Scan the records for the string "color"; copy each line where it occurs.
+++ Records for the exercise
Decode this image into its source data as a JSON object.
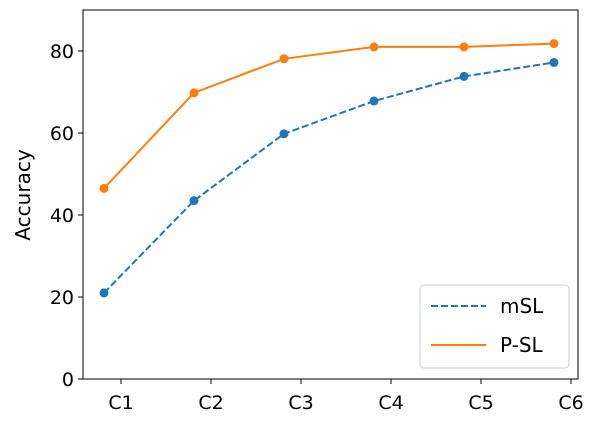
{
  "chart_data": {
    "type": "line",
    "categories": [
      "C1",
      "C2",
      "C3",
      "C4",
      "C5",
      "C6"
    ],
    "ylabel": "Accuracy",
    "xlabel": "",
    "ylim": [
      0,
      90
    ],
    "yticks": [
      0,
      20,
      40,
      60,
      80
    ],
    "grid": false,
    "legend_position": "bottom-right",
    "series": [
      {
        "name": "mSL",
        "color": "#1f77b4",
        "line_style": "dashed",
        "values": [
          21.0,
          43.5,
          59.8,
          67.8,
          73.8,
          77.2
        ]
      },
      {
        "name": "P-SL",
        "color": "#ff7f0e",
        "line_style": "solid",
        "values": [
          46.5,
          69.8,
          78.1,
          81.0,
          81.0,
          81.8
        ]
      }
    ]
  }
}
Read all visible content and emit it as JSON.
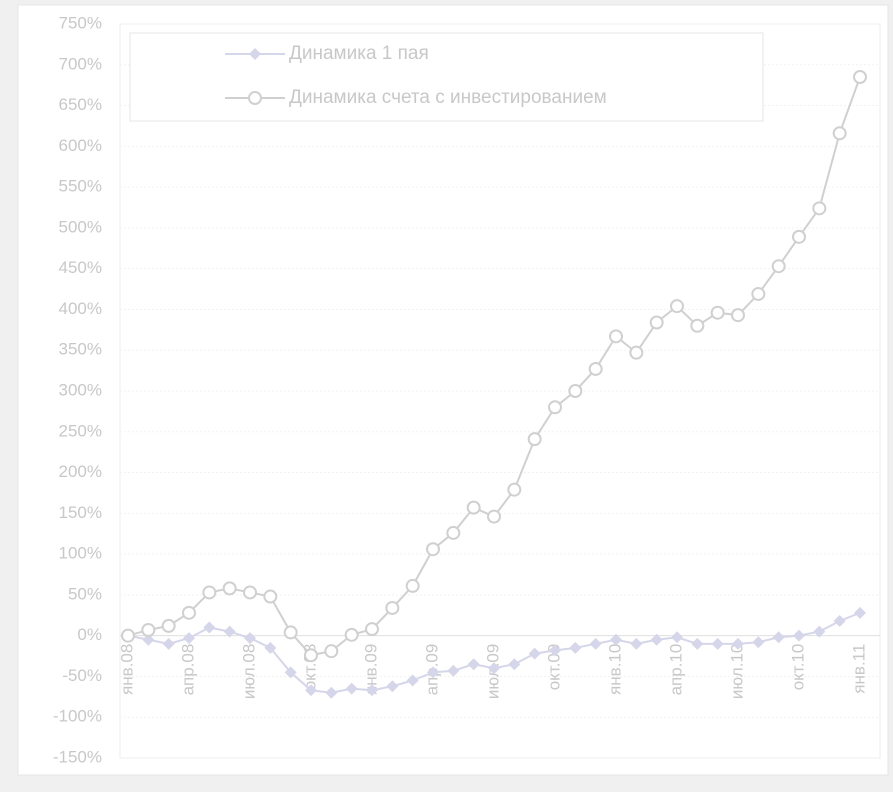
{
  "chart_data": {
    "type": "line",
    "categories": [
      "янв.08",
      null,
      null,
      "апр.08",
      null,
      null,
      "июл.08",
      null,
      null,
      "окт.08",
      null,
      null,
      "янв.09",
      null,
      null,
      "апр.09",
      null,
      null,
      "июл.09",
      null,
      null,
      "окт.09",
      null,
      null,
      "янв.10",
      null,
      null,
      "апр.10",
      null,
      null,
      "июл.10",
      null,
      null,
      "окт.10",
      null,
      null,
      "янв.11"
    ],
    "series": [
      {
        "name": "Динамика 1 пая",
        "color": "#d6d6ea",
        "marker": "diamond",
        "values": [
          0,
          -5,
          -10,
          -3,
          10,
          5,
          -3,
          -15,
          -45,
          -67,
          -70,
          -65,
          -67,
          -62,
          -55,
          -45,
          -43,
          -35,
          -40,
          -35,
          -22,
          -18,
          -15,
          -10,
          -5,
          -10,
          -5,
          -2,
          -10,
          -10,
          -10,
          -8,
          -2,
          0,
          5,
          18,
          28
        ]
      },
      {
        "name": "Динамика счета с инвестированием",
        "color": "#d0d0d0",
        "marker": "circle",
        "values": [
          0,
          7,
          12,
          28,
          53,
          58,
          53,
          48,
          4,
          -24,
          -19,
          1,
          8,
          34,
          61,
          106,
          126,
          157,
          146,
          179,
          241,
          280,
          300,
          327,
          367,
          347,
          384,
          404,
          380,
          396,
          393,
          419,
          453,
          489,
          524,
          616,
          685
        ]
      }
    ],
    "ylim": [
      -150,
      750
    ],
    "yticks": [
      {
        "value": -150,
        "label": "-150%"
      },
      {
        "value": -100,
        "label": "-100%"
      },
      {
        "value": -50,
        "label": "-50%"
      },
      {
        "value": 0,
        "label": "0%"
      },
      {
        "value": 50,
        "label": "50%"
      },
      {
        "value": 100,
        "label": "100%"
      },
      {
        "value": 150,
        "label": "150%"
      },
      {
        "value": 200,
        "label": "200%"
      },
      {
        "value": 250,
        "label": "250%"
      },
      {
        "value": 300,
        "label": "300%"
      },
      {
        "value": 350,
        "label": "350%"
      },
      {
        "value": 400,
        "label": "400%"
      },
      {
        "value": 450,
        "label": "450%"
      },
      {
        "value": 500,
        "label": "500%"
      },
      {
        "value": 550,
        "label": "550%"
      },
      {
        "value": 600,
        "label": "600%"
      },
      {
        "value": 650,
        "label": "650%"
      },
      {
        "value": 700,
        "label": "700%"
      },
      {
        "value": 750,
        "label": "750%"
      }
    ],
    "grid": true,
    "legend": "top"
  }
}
++++++
• Result for this exercise
        "color": "#1f77b4",
        "color": "#ff7f0e",
        "color": "#d6d6ea",
        "color": "#d0d0d0",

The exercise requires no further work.